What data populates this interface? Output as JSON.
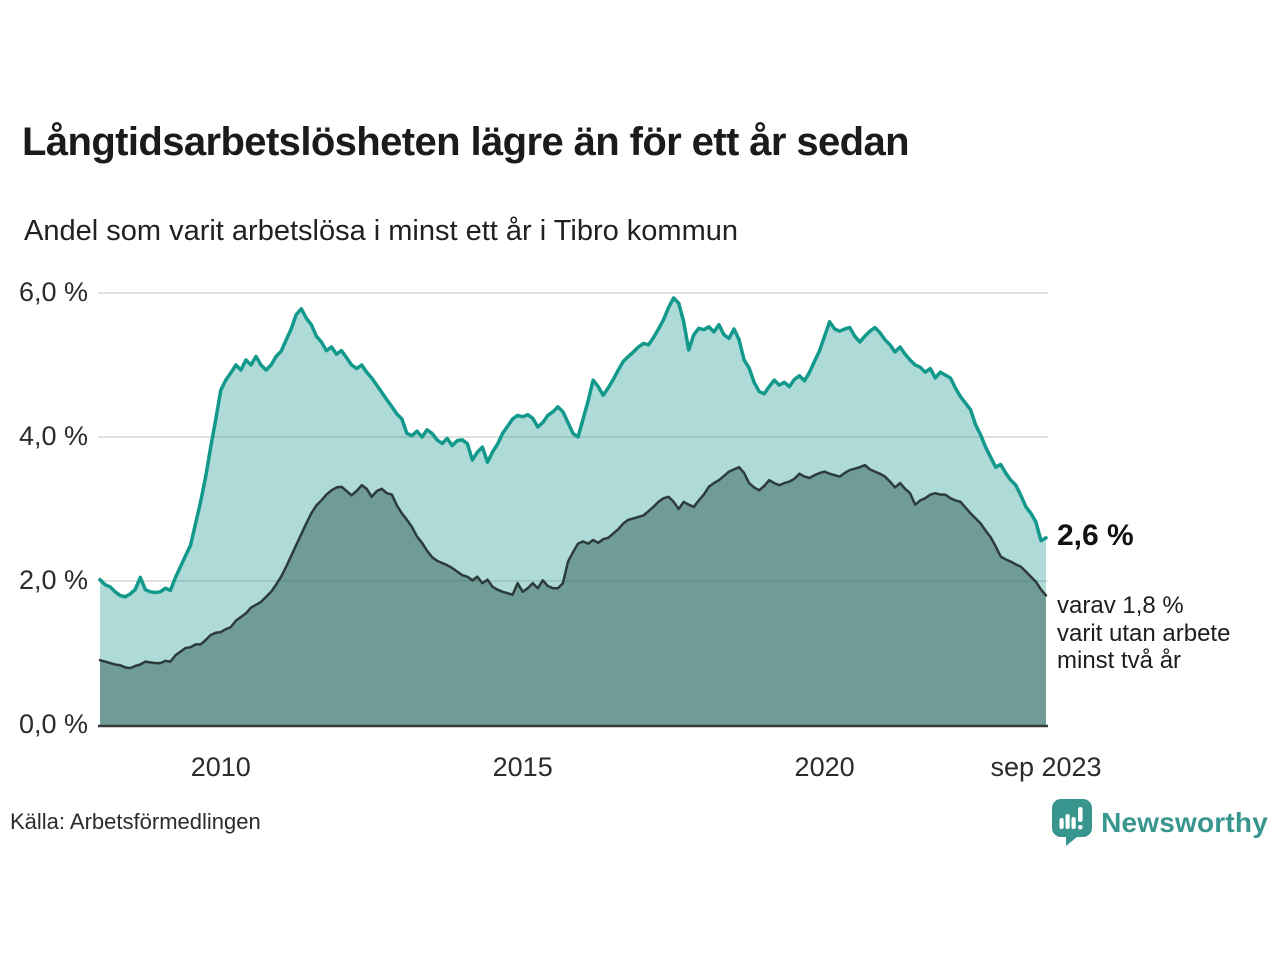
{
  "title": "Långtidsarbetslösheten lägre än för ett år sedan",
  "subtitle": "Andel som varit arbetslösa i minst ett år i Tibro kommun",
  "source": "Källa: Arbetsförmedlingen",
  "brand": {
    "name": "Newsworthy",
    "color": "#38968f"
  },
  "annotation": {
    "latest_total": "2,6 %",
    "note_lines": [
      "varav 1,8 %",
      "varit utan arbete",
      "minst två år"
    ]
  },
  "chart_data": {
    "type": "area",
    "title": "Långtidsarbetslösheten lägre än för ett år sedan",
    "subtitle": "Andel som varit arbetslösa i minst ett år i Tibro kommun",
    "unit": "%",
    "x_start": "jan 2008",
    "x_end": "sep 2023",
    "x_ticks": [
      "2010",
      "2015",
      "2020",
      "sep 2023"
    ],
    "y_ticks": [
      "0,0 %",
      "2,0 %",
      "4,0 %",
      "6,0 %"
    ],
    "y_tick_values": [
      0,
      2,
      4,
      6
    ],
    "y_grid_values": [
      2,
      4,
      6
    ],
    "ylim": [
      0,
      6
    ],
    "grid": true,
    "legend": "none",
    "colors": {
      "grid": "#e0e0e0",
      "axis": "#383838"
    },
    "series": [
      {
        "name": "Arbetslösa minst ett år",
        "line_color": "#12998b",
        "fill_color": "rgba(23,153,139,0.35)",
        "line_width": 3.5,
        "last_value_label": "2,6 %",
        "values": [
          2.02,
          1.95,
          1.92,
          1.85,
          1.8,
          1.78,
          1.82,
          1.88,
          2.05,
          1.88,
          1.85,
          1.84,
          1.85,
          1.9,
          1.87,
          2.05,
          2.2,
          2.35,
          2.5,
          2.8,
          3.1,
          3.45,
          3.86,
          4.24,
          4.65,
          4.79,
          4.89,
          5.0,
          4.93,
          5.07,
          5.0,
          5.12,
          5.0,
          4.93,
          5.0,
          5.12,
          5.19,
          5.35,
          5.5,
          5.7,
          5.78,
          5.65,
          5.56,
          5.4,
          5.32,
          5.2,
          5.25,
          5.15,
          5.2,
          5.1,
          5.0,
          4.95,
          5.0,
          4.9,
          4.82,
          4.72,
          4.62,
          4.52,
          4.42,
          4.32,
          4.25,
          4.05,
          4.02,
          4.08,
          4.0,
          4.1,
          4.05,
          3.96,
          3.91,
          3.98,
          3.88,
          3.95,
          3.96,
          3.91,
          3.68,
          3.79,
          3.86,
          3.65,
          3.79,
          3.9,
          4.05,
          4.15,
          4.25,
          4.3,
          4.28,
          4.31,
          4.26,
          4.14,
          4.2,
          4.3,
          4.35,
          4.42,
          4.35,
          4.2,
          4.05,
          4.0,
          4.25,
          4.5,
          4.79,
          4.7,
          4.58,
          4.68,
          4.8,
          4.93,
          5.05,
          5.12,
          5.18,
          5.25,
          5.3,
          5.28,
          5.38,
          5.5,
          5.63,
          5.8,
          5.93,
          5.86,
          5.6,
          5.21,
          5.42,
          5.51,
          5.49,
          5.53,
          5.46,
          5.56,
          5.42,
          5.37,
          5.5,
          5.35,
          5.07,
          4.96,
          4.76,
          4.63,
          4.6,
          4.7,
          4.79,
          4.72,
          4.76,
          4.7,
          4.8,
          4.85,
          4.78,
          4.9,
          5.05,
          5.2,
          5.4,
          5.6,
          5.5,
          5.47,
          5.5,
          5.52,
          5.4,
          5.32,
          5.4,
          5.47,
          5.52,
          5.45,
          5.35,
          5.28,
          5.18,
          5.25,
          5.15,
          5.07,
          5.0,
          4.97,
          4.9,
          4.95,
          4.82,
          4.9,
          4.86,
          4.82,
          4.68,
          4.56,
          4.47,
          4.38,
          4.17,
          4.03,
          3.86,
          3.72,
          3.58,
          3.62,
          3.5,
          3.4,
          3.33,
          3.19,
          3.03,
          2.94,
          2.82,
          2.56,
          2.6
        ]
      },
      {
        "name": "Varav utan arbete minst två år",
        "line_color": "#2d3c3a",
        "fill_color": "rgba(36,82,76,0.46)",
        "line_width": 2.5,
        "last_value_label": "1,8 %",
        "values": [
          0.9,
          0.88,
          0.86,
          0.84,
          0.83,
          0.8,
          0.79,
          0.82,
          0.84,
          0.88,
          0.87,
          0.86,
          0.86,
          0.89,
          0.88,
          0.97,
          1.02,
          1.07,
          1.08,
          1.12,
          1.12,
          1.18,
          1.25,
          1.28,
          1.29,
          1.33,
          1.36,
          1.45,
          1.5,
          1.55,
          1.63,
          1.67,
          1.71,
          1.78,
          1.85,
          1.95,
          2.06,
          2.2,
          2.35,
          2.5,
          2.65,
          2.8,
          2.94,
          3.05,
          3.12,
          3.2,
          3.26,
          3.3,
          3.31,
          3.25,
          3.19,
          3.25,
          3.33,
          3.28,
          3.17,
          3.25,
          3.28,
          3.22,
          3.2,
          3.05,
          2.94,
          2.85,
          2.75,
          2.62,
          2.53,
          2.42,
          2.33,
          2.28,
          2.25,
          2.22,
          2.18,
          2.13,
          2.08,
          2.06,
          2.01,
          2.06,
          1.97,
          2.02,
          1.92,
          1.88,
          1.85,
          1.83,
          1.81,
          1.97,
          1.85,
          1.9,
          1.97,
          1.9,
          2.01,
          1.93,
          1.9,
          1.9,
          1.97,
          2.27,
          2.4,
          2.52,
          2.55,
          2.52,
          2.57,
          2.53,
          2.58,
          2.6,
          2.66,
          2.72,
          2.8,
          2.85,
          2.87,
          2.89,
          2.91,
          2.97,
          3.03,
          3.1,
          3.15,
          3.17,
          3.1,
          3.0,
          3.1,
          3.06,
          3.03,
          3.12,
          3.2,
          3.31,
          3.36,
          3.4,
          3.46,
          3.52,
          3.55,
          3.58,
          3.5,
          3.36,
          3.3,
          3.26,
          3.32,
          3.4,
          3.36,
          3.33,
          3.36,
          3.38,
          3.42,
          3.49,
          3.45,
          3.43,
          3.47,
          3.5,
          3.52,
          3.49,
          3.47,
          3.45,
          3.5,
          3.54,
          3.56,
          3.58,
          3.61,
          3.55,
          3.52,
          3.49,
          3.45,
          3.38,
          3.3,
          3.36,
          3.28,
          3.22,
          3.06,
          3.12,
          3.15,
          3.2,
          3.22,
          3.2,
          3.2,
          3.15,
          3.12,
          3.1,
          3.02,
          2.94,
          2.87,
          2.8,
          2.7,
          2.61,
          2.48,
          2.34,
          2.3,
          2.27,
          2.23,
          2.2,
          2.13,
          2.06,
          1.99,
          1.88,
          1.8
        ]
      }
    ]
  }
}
━━━━━━━━━━
Written request:
Check each line above for "lägre" and return the ones that have it.

Completed task:
  "title": "Långtidsarbetslösheten lägre än för ett år sedan",
    "title": "Långtidsarbetslösheten lägre än för ett år sedan",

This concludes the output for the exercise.